BEGIN MATERIAL PROVIDED

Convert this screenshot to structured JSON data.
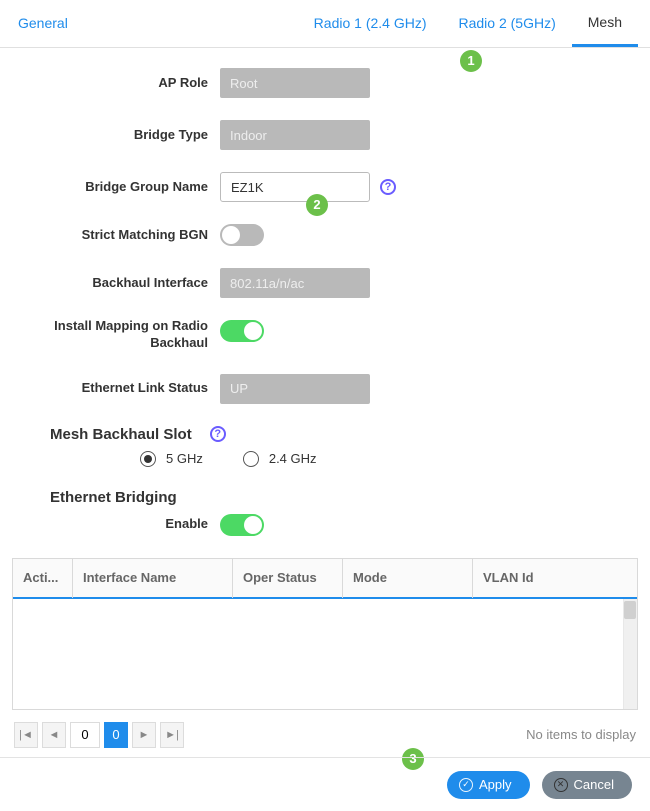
{
  "tabs": {
    "general": "General",
    "radio1": "Radio 1 (2.4 GHz)",
    "radio2": "Radio 2 (5GHz)",
    "mesh": "Mesh",
    "active": "mesh"
  },
  "callouts": {
    "c1": "1",
    "c2": "2",
    "c3": "3"
  },
  "form": {
    "ap_role": {
      "label": "AP Role",
      "value": "Root"
    },
    "bridge_type": {
      "label": "Bridge Type",
      "value": "Indoor"
    },
    "bridge_group_name": {
      "label": "Bridge Group Name",
      "value": "EZ1K"
    },
    "strict_matching_bgn": {
      "label": "Strict Matching BGN",
      "on": false
    },
    "backhaul_interface": {
      "label": "Backhaul Interface",
      "value": "802.11a/n/ac"
    },
    "install_mapping": {
      "label": "Install Mapping on Radio Backhaul",
      "on": true
    },
    "ethernet_link_status": {
      "label": "Ethernet Link Status",
      "value": "UP"
    }
  },
  "mesh_backhaul_slot": {
    "title": "Mesh Backhaul Slot",
    "options": [
      "5 GHz",
      "2.4 GHz"
    ],
    "selected": "5 GHz"
  },
  "ethernet_bridging": {
    "title": "Ethernet Bridging",
    "enable_label": "Enable",
    "enable_on": true
  },
  "table": {
    "columns": [
      "Acti...",
      "Interface Name",
      "Oper Status",
      "Mode",
      "VLAN Id"
    ],
    "rows": [],
    "no_items": "No items to display"
  },
  "pager": {
    "page_input": "0",
    "current_page": "0"
  },
  "footer": {
    "apply": "Apply",
    "cancel": "Cancel"
  },
  "icons": {
    "help": "?",
    "check": "✓",
    "cross": "✕",
    "first": "|◄",
    "prev": "◄",
    "next": "►",
    "last": "►|"
  }
}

END MATERIAL PROVIDED

STATED PROBLEM — Leave out the pictures and transcribe the entries above exactly.

WRITTEN ANSWER —
Convert this screenshot to structured JSON data.
{
  "tabs": {
    "general": "General",
    "radio1": "Radio 1 (2.4 GHz)",
    "radio2": "Radio 2 (5GHz)",
    "mesh": "Mesh",
    "active": "mesh"
  },
  "callouts": {
    "c1": "1",
    "c2": "2",
    "c3": "3"
  },
  "form": {
    "ap_role": {
      "label": "AP Role",
      "value": "Root"
    },
    "bridge_type": {
      "label": "Bridge Type",
      "value": "Indoor"
    },
    "bridge_group_name": {
      "label": "Bridge Group Name",
      "value": "EZ1K"
    },
    "strict_matching_bgn": {
      "label": "Strict Matching BGN",
      "on": false
    },
    "backhaul_interface": {
      "label": "Backhaul Interface",
      "value": "802.11a/n/ac"
    },
    "install_mapping": {
      "label": "Install Mapping on Radio Backhaul",
      "on": true
    },
    "ethernet_link_status": {
      "label": "Ethernet Link Status",
      "value": "UP"
    }
  },
  "mesh_backhaul_slot": {
    "title": "Mesh Backhaul Slot",
    "options": [
      "5 GHz",
      "2.4 GHz"
    ],
    "selected": "5 GHz"
  },
  "ethernet_bridging": {
    "title": "Ethernet Bridging",
    "enable_label": "Enable",
    "enable_on": true
  },
  "table": {
    "columns": [
      "Acti...",
      "Interface Name",
      "Oper Status",
      "Mode",
      "VLAN Id"
    ],
    "rows": [],
    "no_items": "No items to display"
  },
  "pager": {
    "page_input": "0",
    "current_page": "0"
  },
  "footer": {
    "apply": "Apply",
    "cancel": "Cancel"
  },
  "icons": {
    "help": "?",
    "check": "✓",
    "cross": "✕",
    "first": "|◄",
    "prev": "◄",
    "next": "►",
    "last": "►|"
  }
}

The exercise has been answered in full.